## Start

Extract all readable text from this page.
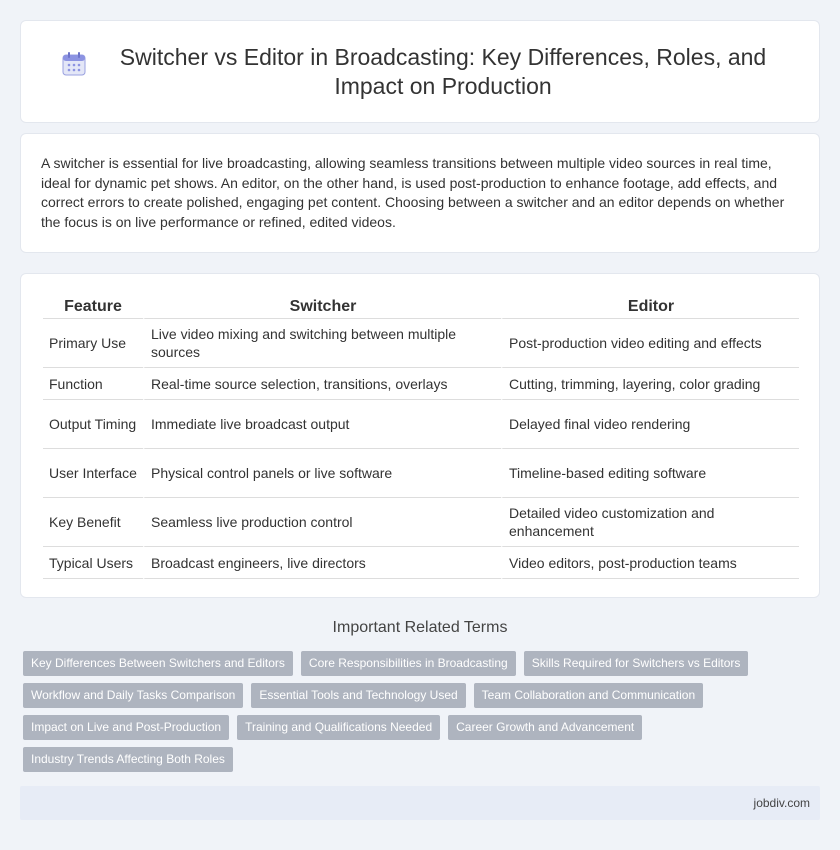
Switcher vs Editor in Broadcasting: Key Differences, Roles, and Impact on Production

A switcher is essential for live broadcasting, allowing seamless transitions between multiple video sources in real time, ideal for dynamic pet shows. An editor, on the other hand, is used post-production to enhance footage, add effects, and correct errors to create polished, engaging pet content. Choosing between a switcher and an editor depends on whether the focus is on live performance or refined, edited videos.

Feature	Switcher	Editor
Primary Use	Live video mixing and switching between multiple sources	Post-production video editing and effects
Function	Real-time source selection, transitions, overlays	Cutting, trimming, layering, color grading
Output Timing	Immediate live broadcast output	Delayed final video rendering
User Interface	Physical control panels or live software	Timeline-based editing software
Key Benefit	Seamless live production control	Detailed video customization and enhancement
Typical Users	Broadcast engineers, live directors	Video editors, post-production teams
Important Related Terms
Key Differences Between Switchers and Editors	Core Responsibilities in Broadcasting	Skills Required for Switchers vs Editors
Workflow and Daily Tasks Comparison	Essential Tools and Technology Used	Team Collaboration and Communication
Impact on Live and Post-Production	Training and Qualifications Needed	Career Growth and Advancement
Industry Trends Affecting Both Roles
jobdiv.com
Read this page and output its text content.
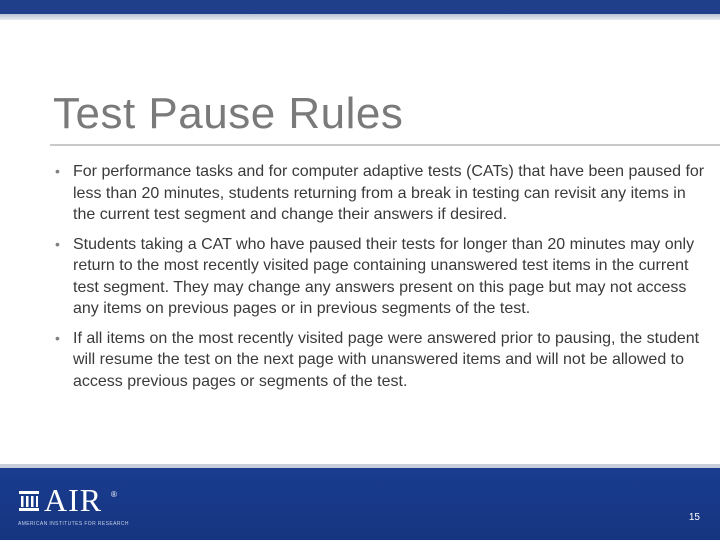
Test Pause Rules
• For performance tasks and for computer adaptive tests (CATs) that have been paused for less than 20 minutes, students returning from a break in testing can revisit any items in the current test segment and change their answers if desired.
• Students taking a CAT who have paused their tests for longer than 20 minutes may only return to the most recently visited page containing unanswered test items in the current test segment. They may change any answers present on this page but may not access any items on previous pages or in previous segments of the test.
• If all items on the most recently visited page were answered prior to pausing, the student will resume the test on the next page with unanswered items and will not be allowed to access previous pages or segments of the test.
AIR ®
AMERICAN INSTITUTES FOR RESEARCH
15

## End

WRITTEN PROBLEM: Pick out every line above that holds the word "Roles" and copy it.

TASK SOLUTION:
Switcher vs Editor in Broadcasting: Key Differences, Roles, and Impact on Production
Industry Trends Affecting Both Roles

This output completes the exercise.